[Rows from a layout dataset]
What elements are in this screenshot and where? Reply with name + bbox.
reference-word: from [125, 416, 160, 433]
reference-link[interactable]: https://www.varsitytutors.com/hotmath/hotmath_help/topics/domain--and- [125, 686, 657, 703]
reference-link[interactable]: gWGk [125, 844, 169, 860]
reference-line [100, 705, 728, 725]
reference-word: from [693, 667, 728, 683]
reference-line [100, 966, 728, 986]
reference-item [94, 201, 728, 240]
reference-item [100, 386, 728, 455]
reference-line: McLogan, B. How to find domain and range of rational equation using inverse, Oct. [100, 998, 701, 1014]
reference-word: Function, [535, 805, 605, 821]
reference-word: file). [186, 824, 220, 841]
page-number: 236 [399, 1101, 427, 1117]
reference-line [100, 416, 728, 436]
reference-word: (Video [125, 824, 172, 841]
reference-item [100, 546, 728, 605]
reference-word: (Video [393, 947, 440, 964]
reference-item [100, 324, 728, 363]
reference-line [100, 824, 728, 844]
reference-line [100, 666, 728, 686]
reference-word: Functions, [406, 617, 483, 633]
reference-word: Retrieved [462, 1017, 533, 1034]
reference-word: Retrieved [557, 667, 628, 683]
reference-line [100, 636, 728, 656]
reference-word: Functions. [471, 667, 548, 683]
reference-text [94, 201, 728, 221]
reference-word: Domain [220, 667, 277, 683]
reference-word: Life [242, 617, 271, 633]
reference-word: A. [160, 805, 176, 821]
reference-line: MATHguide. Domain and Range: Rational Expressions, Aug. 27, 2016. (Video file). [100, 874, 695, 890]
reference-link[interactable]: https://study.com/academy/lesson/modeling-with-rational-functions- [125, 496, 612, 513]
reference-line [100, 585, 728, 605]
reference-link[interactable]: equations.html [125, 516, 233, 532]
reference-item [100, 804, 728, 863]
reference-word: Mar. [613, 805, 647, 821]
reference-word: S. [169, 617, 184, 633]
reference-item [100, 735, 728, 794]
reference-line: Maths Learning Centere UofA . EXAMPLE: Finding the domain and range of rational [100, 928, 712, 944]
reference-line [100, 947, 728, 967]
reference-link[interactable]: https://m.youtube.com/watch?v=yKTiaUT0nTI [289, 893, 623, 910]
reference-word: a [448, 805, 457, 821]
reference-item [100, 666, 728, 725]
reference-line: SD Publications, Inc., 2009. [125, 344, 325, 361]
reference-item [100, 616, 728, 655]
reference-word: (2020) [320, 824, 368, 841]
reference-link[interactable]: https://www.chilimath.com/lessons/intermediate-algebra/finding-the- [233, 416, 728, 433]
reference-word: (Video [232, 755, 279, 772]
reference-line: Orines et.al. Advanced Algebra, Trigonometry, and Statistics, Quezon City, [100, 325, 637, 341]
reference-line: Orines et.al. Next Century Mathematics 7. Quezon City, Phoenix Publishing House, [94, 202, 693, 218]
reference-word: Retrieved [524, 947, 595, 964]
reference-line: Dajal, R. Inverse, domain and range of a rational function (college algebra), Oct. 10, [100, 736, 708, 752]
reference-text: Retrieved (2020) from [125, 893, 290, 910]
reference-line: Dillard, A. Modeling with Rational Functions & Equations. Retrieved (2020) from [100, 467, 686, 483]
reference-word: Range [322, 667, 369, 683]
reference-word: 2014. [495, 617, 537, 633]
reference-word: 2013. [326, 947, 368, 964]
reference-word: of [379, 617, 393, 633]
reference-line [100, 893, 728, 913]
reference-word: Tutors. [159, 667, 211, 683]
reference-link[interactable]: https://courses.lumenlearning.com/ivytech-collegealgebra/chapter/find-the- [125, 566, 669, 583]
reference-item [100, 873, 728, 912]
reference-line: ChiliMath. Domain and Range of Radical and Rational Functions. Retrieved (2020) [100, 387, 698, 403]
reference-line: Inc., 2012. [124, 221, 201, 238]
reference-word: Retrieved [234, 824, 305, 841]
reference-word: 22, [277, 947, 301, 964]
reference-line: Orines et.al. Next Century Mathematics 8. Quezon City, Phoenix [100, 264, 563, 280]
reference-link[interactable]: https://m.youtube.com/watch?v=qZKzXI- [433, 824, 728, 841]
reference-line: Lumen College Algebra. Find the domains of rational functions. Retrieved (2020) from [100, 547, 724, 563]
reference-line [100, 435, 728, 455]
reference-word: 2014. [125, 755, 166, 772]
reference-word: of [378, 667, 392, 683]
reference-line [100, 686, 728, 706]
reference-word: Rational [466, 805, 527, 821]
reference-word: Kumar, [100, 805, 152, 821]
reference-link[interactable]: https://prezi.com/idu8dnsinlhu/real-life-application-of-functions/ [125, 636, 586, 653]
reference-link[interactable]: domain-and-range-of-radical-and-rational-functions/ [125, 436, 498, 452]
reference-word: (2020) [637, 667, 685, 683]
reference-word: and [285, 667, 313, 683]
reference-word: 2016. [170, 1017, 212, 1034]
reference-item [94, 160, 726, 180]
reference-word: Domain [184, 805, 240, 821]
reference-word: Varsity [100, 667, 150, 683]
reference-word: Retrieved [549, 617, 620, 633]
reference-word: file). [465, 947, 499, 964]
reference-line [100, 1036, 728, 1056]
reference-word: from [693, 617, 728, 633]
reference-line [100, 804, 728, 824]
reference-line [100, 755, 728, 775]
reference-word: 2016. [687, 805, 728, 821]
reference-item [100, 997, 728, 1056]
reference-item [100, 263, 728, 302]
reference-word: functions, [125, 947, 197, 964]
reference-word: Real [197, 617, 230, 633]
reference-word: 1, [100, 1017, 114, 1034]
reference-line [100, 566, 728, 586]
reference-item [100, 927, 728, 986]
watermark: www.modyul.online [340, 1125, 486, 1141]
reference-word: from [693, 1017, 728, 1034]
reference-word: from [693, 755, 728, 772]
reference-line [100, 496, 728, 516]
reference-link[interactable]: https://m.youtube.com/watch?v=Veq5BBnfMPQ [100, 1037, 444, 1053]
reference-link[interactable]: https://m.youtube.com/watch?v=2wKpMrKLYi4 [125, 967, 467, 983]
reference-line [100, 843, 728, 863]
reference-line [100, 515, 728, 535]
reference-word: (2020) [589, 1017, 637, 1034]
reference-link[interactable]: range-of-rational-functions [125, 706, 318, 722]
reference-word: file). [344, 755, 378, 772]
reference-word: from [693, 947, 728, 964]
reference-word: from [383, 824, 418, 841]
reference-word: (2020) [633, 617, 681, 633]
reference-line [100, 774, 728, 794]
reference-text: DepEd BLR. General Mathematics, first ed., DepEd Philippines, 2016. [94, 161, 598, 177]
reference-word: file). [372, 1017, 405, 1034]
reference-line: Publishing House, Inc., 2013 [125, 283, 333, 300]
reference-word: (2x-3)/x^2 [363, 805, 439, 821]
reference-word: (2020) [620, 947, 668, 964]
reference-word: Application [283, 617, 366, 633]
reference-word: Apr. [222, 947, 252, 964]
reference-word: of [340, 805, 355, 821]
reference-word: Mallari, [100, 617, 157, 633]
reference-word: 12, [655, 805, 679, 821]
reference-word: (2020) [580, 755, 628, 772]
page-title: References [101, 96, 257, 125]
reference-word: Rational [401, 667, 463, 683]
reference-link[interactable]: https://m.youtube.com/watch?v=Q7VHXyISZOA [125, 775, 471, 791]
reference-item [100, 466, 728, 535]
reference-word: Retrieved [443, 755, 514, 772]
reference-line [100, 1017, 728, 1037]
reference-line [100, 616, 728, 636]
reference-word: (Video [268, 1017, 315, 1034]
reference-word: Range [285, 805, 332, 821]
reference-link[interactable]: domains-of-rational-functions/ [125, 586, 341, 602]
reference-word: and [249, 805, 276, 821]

▶ [Problem to solve]:
Pull out every line of the records above and reproduce each one verbatim.

▶ [Full solution]:
What elements are in this screenshot and where? Reply with name + bbox.
reference-word: from [125, 416, 160, 433]
reference-link[interactable]: https://www.varsitytutors.com/hotmath/hotmath_help/topics/domain--and- [125, 686, 657, 703]
reference-link[interactable]: gWGk [125, 844, 169, 860]
reference-line [100, 705, 728, 725]
reference-word: from [693, 667, 728, 683]
reference-line [100, 966, 728, 986]
reference-item [94, 201, 728, 240]
reference-item [100, 386, 728, 455]
reference-line: McLogan, B. How to find domain and range of rational equation using inverse, Oct. [100, 998, 701, 1014]
reference-word: Function, [535, 805, 605, 821]
reference-word: file). [186, 824, 220, 841]
page-number: 236 [399, 1101, 427, 1117]
reference-line [100, 416, 728, 436]
reference-word: (Video [125, 824, 172, 841]
reference-item [100, 546, 728, 605]
reference-word: (Video [393, 947, 440, 964]
reference-item [100, 324, 728, 363]
reference-line [100, 824, 728, 844]
reference-line [100, 666, 728, 686]
reference-word: Functions, [406, 617, 483, 633]
reference-word: Retrieved [462, 1017, 533, 1034]
reference-word: Retrieved [557, 667, 628, 683]
reference-line [100, 636, 728, 656]
reference-word: Functions. [471, 667, 548, 683]
reference-text [94, 201, 728, 221]
reference-word: Domain [220, 667, 277, 683]
reference-word: Life [242, 617, 271, 633]
reference-word: A. [160, 805, 176, 821]
reference-line: MATHguide. Domain and Range: Rational Expressions, Aug. 27, 2016. (Video file). [100, 874, 695, 890]
reference-link[interactable]: https://study.com/academy/lesson/modeling-with-rational-functions- [125, 496, 612, 513]
reference-line [100, 585, 728, 605]
reference-link[interactable]: equations.html [125, 516, 233, 532]
reference-item [100, 804, 728, 863]
reference-word: Mar. [613, 805, 647, 821]
reference-word: S. [169, 617, 184, 633]
reference-item [100, 735, 728, 794]
reference-line: Maths Learning Centere UofA . EXAMPLE: Finding the domain and range of rational [100, 928, 712, 944]
reference-line [100, 947, 728, 967]
reference-link[interactable]: https://m.youtube.com/watch?v=yKTiaUT0nTI [289, 893, 623, 910]
reference-word: a [448, 805, 457, 821]
reference-item [100, 666, 728, 725]
reference-line: SD Publications, Inc., 2009. [125, 344, 325, 361]
reference-item [100, 616, 728, 655]
reference-word: (2020) [320, 824, 368, 841]
reference-link[interactable]: https://www.chilimath.com/lessons/intermediate-algebra/finding-the- [233, 416, 728, 433]
reference-word: (Video [232, 755, 279, 772]
reference-line: Orines et.al. Advanced Algebra, Trigonometry, and Statistics, Quezon City, [100, 325, 637, 341]
reference-line: Orines et.al. Next Century Mathematics 7. Quezon City, Phoenix Publishing House, [94, 202, 693, 218]
reference-word: Retrieved [524, 947, 595, 964]
reference-line: Dajal, R. Inverse, domain and range of a rational function (college algebra), Oct. 10, [100, 736, 708, 752]
reference-text: Retrieved (2020) from [125, 893, 290, 910]
reference-line: Dillard, A. Modeling with Rational Functions & Equations. Retrieved (2020) from [100, 467, 686, 483]
reference-word: Range [322, 667, 369, 683]
reference-word: 2014. [495, 617, 537, 633]
reference-word: 2013. [326, 947, 368, 964]
reference-word: of [379, 617, 393, 633]
reference-line [100, 893, 728, 913]
reference-word: Tutors. [159, 667, 211, 683]
reference-link[interactable]: https://courses.lumenlearning.com/ivytech-collegealgebra/chapter/find-the- [125, 566, 669, 583]
reference-item [100, 873, 728, 912]
reference-line: ChiliMath. Domain and Range of Radical and Rational Functions. Retrieved (2020) [100, 387, 698, 403]
reference-line: Inc., 2012. [124, 221, 201, 238]
reference-word: Retrieved [234, 824, 305, 841]
reference-word: 22, [277, 947, 301, 964]
reference-line: Orines et.al. Next Century Mathematics 8. Quezon City, Phoenix [100, 264, 563, 280]
reference-link[interactable]: https://m.youtube.com/watch?v=qZKzXI- [433, 824, 728, 841]
reference-line: Lumen College Algebra. Find the domains of rational functions. Retrieved (2020) from [100, 547, 724, 563]
reference-line [100, 435, 728, 455]
reference-word: 2014. [125, 755, 166, 772]
reference-word: of [378, 667, 392, 683]
reference-line [100, 686, 728, 706]
reference-word: Rational [466, 805, 527, 821]
reference-word: Kumar, [100, 805, 152, 821]
reference-link[interactable]: https://prezi.com/idu8dnsinlhu/real-life-application-of-functions/ [125, 636, 586, 653]
reference-link[interactable]: domain-and-range-of-radical-and-rational-functions/ [125, 436, 498, 452]
reference-word: (2020) [637, 667, 685, 683]
reference-word: and [285, 667, 313, 683]
reference-word: 2016. [170, 1017, 212, 1034]
reference-item [94, 160, 726, 180]
reference-word: Domain [184, 805, 240, 821]
reference-word: Varsity [100, 667, 150, 683]
reference-word: Retrieved [549, 617, 620, 633]
reference-word: file). [465, 947, 499, 964]
reference-line [100, 1036, 728, 1056]
reference-word: from [693, 617, 728, 633]
reference-line [100, 804, 728, 824]
reference-line [100, 755, 728, 775]
reference-word: 2016. [687, 805, 728, 821]
reference-item [100, 997, 728, 1056]
reference-item [100, 263, 728, 302]
reference-word: functions, [125, 947, 197, 964]
reference-word: Real [197, 617, 230, 633]
reference-word: 1, [100, 1017, 114, 1034]
reference-line [100, 566, 728, 586]
reference-item [100, 927, 728, 986]
watermark: www.modyul.online [340, 1125, 486, 1141]
reference-word: from [693, 1017, 728, 1034]
reference-word: from [693, 755, 728, 772]
reference-line [100, 496, 728, 516]
reference-link[interactable]: https://m.youtube.com/watch?v=Veq5BBnfMPQ [100, 1037, 444, 1053]
reference-link[interactable]: https://m.youtube.com/watch?v=2wKpMrKLYi4 [125, 967, 467, 983]
reference-line [100, 843, 728, 863]
reference-line [100, 515, 728, 535]
reference-word: (2020) [589, 1017, 637, 1034]
reference-link[interactable]: range-of-rational-functions [125, 706, 318, 722]
reference-word: file). [344, 755, 378, 772]
reference-word: from [693, 947, 728, 964]
reference-word: from [383, 824, 418, 841]
reference-word: (2020) [633, 617, 681, 633]
reference-line [100, 774, 728, 794]
reference-text: DepEd BLR. General Mathematics, first ed., DepEd Philippines, 2016. [94, 161, 598, 177]
reference-word: file). [372, 1017, 405, 1034]
reference-line: Publishing House, Inc., 2013 [125, 283, 333, 300]
reference-word: (2x-3)/x^2 [363, 805, 439, 821]
reference-word: (2020) [620, 947, 668, 964]
reference-word: Application [283, 617, 366, 633]
reference-word: Apr. [222, 947, 252, 964]
reference-word: of [340, 805, 355, 821]
reference-word: Mallari, [100, 617, 157, 633]
reference-word: 12, [655, 805, 679, 821]
reference-word: (2020) [580, 755, 628, 772]
page-title: References [101, 96, 257, 125]
reference-word: Rational [401, 667, 463, 683]
reference-link[interactable]: https://m.youtube.com/watch?v=Q7VHXyISZOA [125, 775, 471, 791]
reference-item [100, 466, 728, 535]
reference-word: Retrieved [443, 755, 514, 772]
reference-line [100, 1017, 728, 1037]
reference-line [100, 616, 728, 636]
reference-word: (Video [268, 1017, 315, 1034]
reference-word: Range [285, 805, 332, 821]
reference-link[interactable]: domains-of-rational-functions/ [125, 586, 341, 602]
reference-word: and [249, 805, 276, 821]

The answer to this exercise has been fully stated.